Your instructions: Write the material out again, line by line, exactly as it is.

◇ ◇ ◇

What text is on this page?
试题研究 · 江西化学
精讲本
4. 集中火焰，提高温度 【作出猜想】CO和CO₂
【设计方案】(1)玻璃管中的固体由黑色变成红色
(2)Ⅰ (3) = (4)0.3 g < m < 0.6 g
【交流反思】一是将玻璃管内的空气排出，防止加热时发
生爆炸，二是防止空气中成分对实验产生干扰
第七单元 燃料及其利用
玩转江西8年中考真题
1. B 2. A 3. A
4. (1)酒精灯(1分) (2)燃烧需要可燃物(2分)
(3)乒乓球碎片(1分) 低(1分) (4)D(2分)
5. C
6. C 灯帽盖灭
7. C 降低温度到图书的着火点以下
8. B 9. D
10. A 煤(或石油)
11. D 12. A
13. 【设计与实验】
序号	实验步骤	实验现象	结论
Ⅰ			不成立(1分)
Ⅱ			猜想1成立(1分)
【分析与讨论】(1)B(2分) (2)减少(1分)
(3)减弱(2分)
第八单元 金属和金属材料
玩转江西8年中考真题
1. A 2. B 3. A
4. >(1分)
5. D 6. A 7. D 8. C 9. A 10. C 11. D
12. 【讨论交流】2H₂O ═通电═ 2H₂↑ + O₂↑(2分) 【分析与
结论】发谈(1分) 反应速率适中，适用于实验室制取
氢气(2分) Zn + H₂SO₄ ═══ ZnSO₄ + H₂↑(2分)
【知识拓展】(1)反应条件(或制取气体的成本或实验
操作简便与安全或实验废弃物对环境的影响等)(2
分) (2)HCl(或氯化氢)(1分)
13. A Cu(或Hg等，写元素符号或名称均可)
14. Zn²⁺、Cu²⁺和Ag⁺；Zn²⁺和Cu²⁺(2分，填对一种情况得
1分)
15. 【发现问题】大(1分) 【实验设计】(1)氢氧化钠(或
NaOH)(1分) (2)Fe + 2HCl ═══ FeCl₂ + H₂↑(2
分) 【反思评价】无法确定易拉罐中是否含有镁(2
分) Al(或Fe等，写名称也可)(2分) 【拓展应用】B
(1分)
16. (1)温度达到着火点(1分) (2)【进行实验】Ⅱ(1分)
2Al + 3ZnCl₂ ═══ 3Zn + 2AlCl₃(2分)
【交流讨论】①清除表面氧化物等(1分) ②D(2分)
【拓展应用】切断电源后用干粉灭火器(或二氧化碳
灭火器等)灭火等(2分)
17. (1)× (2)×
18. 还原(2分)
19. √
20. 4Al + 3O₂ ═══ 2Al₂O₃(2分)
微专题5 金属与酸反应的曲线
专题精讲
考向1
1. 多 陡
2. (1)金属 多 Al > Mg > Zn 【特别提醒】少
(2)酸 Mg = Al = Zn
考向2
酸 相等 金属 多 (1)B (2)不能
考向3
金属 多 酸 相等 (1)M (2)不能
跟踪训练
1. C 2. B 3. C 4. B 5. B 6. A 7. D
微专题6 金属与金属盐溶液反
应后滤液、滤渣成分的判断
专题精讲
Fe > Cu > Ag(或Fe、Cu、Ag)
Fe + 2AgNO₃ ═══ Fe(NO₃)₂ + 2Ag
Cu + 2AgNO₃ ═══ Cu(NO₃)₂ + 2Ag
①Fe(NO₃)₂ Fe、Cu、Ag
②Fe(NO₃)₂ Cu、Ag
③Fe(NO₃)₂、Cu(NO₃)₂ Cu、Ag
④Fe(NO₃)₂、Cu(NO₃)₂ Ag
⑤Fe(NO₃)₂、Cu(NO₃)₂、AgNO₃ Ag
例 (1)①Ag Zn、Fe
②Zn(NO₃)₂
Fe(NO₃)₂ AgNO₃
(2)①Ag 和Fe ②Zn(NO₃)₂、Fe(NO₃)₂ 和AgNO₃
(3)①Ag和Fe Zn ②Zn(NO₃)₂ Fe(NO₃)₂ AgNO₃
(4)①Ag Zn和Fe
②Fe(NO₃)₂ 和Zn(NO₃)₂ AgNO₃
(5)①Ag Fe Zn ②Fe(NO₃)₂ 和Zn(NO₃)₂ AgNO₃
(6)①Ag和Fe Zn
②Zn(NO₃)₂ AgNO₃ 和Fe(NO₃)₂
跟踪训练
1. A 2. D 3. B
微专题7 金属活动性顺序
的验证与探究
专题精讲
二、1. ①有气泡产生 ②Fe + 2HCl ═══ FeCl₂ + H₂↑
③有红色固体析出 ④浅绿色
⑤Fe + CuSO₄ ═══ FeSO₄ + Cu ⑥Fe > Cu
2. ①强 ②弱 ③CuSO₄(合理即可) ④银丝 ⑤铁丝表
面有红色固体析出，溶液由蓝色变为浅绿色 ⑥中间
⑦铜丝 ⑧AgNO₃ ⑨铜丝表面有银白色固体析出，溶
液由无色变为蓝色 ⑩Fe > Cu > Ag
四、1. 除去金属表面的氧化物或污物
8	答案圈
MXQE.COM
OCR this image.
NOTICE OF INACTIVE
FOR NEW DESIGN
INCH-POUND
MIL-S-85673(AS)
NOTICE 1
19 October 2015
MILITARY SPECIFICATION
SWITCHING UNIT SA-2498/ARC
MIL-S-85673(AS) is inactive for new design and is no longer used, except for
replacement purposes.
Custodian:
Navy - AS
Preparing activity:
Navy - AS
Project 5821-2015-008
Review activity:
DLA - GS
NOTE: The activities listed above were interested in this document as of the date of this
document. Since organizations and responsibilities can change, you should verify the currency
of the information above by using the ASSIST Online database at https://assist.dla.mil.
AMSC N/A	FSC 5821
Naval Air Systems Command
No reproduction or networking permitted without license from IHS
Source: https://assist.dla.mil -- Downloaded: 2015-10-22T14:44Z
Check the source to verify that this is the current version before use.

◇ ◇ ◇

Correct answer:
What text is on this page?
试题研究 · 江西化学
精讲本
4. 集中火焰，提高温度 【作出猜想】CO和CO₂
【设计方案】(1)玻璃管中的固体由黑色变成红色
(2)Ⅰ (3) = (4)0.3 g < m < 0.6 g
【交流反思】一是将玻璃管内的空气排出，防止加热时发
生爆炸，二是防止空气中成分对实验产生干扰
第七单元 燃料及其利用
玩转江西8年中考真题
1. B 2. A 3. A
4. (1)酒精灯(1分) (2)燃烧需要可燃物(2分)
(3)乒乓球碎片(1分) 低(1分) (4)D(2分)
5. C
6. C 灯帽盖灭
7. C 降低温度到图书的着火点以下
8. B 9. D
10. A 煤(或石油)
11. D 12. A
13. 【设计与实验】
序号	实验步骤	实验现象	结论
Ⅰ			不成立(1分)
Ⅱ			猜想1成立(1分)
【分析与讨论】(1)B(2分) (2)减少(1分)
(3)减弱(2分)
第八单元 金属和金属材料
玩转江西8年中考真题
1. A 2. B 3. A
4. >(1分)
5. D 6. A 7. D 8. C 9. A 10. C 11. D
12. 【讨论交流】2H₂O ═通电═ 2H₂↑ + O₂↑(2分) 【分析与
结论】发谈(1分) 反应速率适中，适用于实验室制取
氢气(2分) Zn + H₂SO₄ ═══ ZnSO₄ + H₂↑(2分)
【知识拓展】(1)反应条件(或制取气体的成本或实验
操作简便与安全或实验废弃物对环境的影响等)(2
分) (2)HCl(或氯化氢)(1分)
13. A Cu(或Hg等，写元素符号或名称均可)
14. Zn²⁺、Cu²⁺和Ag⁺；Zn²⁺和Cu²⁺(2分，填对一种情况得
1分)
15. 【发现问题】大(1分) 【实验设计】(1)氢氧化钠(或
NaOH)(1分) (2)Fe + 2HCl ═══ FeCl₂ + H₂↑(2
分) 【反思评价】无法确定易拉罐中是否含有镁(2
分) Al(或Fe等，写名称也可)(2分) 【拓展应用】B
(1分)
16. (1)温度达到着火点(1分) (2)【进行实验】Ⅱ(1分)
2Al + 3ZnCl₂ ═══ 3Zn + 2AlCl₃(2分)
【交流讨论】①清除表面氧化物等(1分) ②D(2分)
【拓展应用】切断电源后用干粉灭火器(或二氧化碳
灭火器等)灭火等(2分)
17. (1)× (2)×
18. 还原(2分)
19. √
20. 4Al + 3O₂ ═══ 2Al₂O₃(2分)
微专题5 金属与酸反应的曲线
专题精讲
考向1
1. 多 陡
2. (1)金属 多 Al > Mg > Zn 【特别提醒】少
(2)酸 Mg = Al = Zn
考向2
酸 相等 金属 多 (1)B (2)不能
考向3
金属 多 酸 相等 (1)M (2)不能
跟踪训练
1. C 2. B 3. C 4. B 5. B 6. A 7. D
微专题6 金属与金属盐溶液反
应后滤液、滤渣成分的判断
专题精讲
Fe > Cu > Ag(或Fe、Cu、Ag)
Fe + 2AgNO₃ ═══ Fe(NO₃)₂ + 2Ag
Cu + 2AgNO₃ ═══ Cu(NO₃)₂ + 2Ag
①Fe(NO₃)₂ Fe、Cu、Ag
②Fe(NO₃)₂ Cu、Ag
③Fe(NO₃)₂、Cu(NO₃)₂ Cu、Ag
④Fe(NO₃)₂、Cu(NO₃)₂ Ag
⑤Fe(NO₃)₂、Cu(NO₃)₂、AgNO₃ Ag
例 (1)①Ag Zn、Fe
②Zn(NO₃)₂
Fe(NO₃)₂ AgNO₃
(2)①Ag 和Fe ②Zn(NO₃)₂、Fe(NO₃)₂ 和AgNO₃
(3)①Ag和Fe Zn ②Zn(NO₃)₂ Fe(NO₃)₂ AgNO₃
(4)①Ag Zn和Fe
②Fe(NO₃)₂ 和Zn(NO₃)₂ AgNO₃
(5)①Ag Fe Zn ②Fe(NO₃)₂ 和Zn(NO₃)₂ AgNO₃
(6)①Ag和Fe Zn
②Zn(NO₃)₂ AgNO₃ 和Fe(NO₃)₂
跟踪训练
1. A 2. D 3. B
微专题7 金属活动性顺序
的验证与探究
专题精讲
二、1. ①有气泡产生 ②Fe + 2HCl ═══ FeCl₂ + H₂↑
③有红色固体析出 ④浅绿色
⑤Fe + CuSO₄ ═══ FeSO₄ + Cu ⑥Fe > Cu
2. ①强 ②弱 ③CuSO₄(合理即可) ④银丝 ⑤铁丝表
面有红色固体析出，溶液由蓝色变为浅绿色 ⑥中间
⑦铜丝 ⑧AgNO₃ ⑨铜丝表面有银白色固体析出，溶
液由无色变为蓝色 ⑩Fe > Cu > Ag
四、1. 除去金属表面的氧化物或污物
8	答案圈
MXQE.COM
OCR this image.
NOTICE OF INACTIVE
FOR NEW DESIGN
INCH-POUND
MIL-S-85673(AS)
NOTICE 1
19 October 2015
MILITARY SPECIFICATION
SWITCHING UNIT SA-2498/ARC
MIL-S-85673(AS) is inactive for new design and is no longer used, except for
replacement purposes.
Custodian:
Navy - AS
Preparing activity:
Navy - AS
Project 5821-2015-008
Review activity:
DLA - GS
NOTE: The activities listed above were interested in this document as of the date of this
document. Since organizations and responsibilities can change, you should verify the currency
of the information above by using the ASSIST Online database at https://assist.dla.mil.
AMSC N/A	FSC 5821
Naval Air Systems Command
No reproduction or networking permitted without license from IHS
Source: https://assist.dla.mil -- Downloaded: 2015-10-22T14:44Z
Check the source to verify that this is the current version before use.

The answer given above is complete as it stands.